▶ [GIVEN INSTRUCTION] Find the lines with the string "this" and return them.

[begin PROVIDED DATA]

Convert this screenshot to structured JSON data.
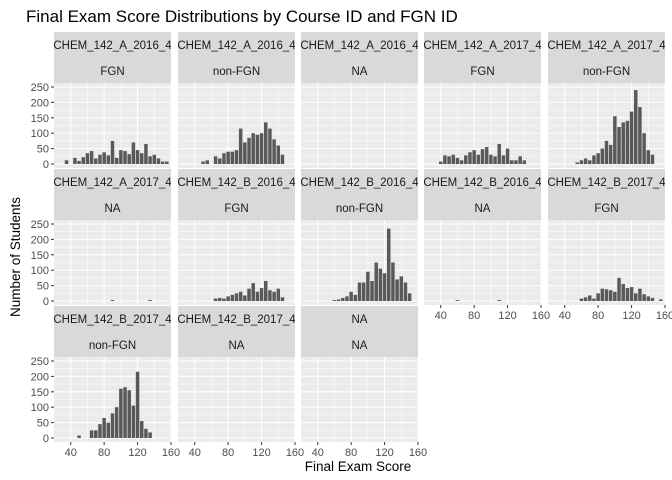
{
  "chart_data": {
    "type": "bar",
    "title": "Final Exam Score Distributions by Course ID and FGN ID",
    "xlabel": "Final Exam Score",
    "ylabel": "Number of Students",
    "xlim": [
      20,
      160
    ],
    "ylim": [
      0,
      250
    ],
    "x_ticks": [
      40,
      80,
      120,
      160
    ],
    "y_ticks": [
      0,
      50,
      100,
      150,
      200,
      250
    ],
    "bin_centers": [
      30,
      35,
      40,
      45,
      50,
      55,
      60,
      65,
      70,
      75,
      80,
      85,
      90,
      95,
      100,
      105,
      110,
      115,
      120,
      125,
      130,
      135,
      140,
      145,
      150,
      155
    ],
    "grid": true,
    "panels": [
      {
        "course": "CHEM_142_A_2016_4",
        "fgn": "FGN",
        "values": [
          0,
          12,
          0,
          20,
          10,
          22,
          35,
          42,
          18,
          30,
          38,
          28,
          75,
          20,
          45,
          42,
          32,
          70,
          45,
          35,
          65,
          25,
          30,
          18,
          8,
          8
        ]
      },
      {
        "course": "CHEM_142_A_2016_4",
        "fgn": "non-FGN",
        "values": [
          0,
          0,
          0,
          0,
          8,
          12,
          0,
          25,
          18,
          35,
          40,
          40,
          45,
          115,
          70,
          85,
          100,
          95,
          100,
          135,
          115,
          80,
          60,
          30,
          0,
          0
        ]
      },
      {
        "course": "CHEM_142_A_2016_4",
        "fgn": "NA",
        "values": [
          0,
          0,
          0,
          0,
          0,
          0,
          0,
          0,
          0,
          0,
          0,
          0,
          0,
          0,
          0,
          0,
          0,
          0,
          0,
          0,
          0,
          0,
          0,
          0,
          0,
          0
        ]
      },
      {
        "course": "CHEM_142_A_2017_4",
        "fgn": "FGN",
        "values": [
          0,
          0,
          8,
          28,
          25,
          30,
          20,
          12,
          28,
          38,
          45,
          30,
          48,
          55,
          30,
          25,
          65,
          28,
          50,
          12,
          12,
          25,
          12,
          0,
          0,
          0
        ]
      },
      {
        "course": "CHEM_142_A_2017_4",
        "fgn": "non-FGN",
        "values": [
          0,
          0,
          0,
          0,
          0,
          5,
          12,
          18,
          12,
          28,
          35,
          50,
          75,
          62,
          155,
          120,
          135,
          140,
          170,
          240,
          185,
          100,
          45,
          30,
          0,
          0
        ]
      },
      {
        "course": "CHEM_142_A_2017_4",
        "fgn": "NA",
        "values": [
          0,
          0,
          0,
          0,
          0,
          0,
          0,
          0,
          0,
          0,
          0,
          0,
          3,
          0,
          0,
          0,
          0,
          0,
          0,
          0,
          0,
          3,
          0,
          0,
          0,
          0
        ]
      },
      {
        "course": "CHEM_142_B_2016_4",
        "fgn": "FGN",
        "values": [
          0,
          0,
          0,
          0,
          0,
          0,
          0,
          8,
          10,
          8,
          15,
          20,
          25,
          30,
          18,
          40,
          58,
          30,
          42,
          65,
          35,
          30,
          40,
          12,
          0,
          0
        ]
      },
      {
        "course": "CHEM_142_B_2016_4",
        "fgn": "non-FGN",
        "values": [
          0,
          0,
          0,
          0,
          0,
          0,
          3,
          5,
          10,
          15,
          30,
          20,
          60,
          60,
          95,
          65,
          125,
          105,
          90,
          235,
          125,
          70,
          80,
          60,
          25,
          0
        ]
      },
      {
        "course": "CHEM_142_B_2016_4",
        "fgn": "NA",
        "values": [
          0,
          0,
          0,
          0,
          0,
          0,
          3,
          0,
          0,
          0,
          0,
          0,
          0,
          0,
          0,
          0,
          3,
          0,
          0,
          0,
          0,
          0,
          0,
          0,
          0,
          0
        ]
      },
      {
        "course": "CHEM_142_B_2017_4",
        "fgn": "FGN",
        "values": [
          0,
          0,
          0,
          0,
          0,
          0,
          8,
          12,
          18,
          8,
          25,
          40,
          38,
          35,
          30,
          75,
          55,
          42,
          45,
          25,
          40,
          22,
          15,
          10,
          0,
          5
        ]
      },
      {
        "course": "CHEM_142_B_2017_4",
        "fgn": "non-FGN",
        "values": [
          0,
          0,
          0,
          0,
          8,
          0,
          0,
          25,
          25,
          45,
          65,
          50,
          80,
          100,
          160,
          165,
          155,
          105,
          215,
          55,
          30,
          18,
          0,
          0,
          0,
          0
        ]
      },
      {
        "course": "CHEM_142_B_2017_4",
        "fgn": "NA",
        "values": [
          0,
          0,
          0,
          0,
          0,
          0,
          0,
          0,
          0,
          0,
          0,
          0,
          0,
          0,
          0,
          0,
          0,
          0,
          0,
          0,
          0,
          0,
          0,
          0,
          0,
          0
        ]
      },
      {
        "course": "NA",
        "fgn": "NA",
        "values": [
          0,
          0,
          0,
          0,
          0,
          0,
          0,
          0,
          0,
          0,
          0,
          0,
          0,
          0,
          0,
          0,
          0,
          0,
          0,
          0,
          0,
          0,
          0,
          0,
          0,
          0
        ]
      }
    ]
  },
  "colors": {
    "panel_bg": "#EBEBEB",
    "grid": "#FFFFFF",
    "strip_bg": "#D9D9D9",
    "bar": "#595959",
    "strip_text": "#1A1A1A",
    "tick_text": "#4D4D4D"
  }
}
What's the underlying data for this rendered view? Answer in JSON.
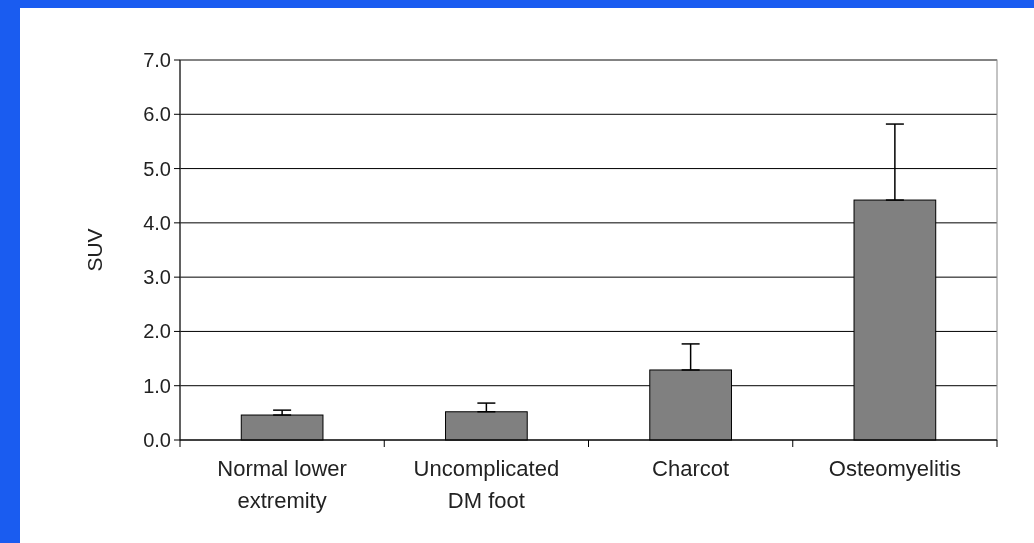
{
  "chart_data": {
    "type": "bar",
    "ylabel": "SUV",
    "categories": [
      "Normal lower extremity",
      "Uncomplicated DM foot",
      "Charcot",
      "Osteomyelitis"
    ],
    "values": [
      0.46,
      0.52,
      1.29,
      4.42
    ],
    "errors": [
      [
        0.46,
        0.55
      ],
      [
        0.52,
        0.68
      ],
      [
        1.29,
        1.77
      ],
      [
        4.42,
        5.82
      ]
    ],
    "color": "#808080",
    "ylim": [
      0,
      7
    ],
    "yticks": [
      {
        "value": 0,
        "label": "0.0"
      },
      {
        "value": 1,
        "label": "1.0"
      },
      {
        "value": 2,
        "label": "2.0"
      },
      {
        "value": 3,
        "label": "3.0"
      },
      {
        "value": 4,
        "label": "4.0"
      },
      {
        "value": 5,
        "label": "5.0"
      },
      {
        "value": 6,
        "label": "6.0"
      },
      {
        "value": 7,
        "label": "7.0"
      }
    ],
    "grid": "y"
  }
}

[end PROVIDED DATA]

▶ [FINISHED ANSWER]
Convert this screenshot to structured JSON data.
What's the underlying data for this rendered view? Answer in JSON.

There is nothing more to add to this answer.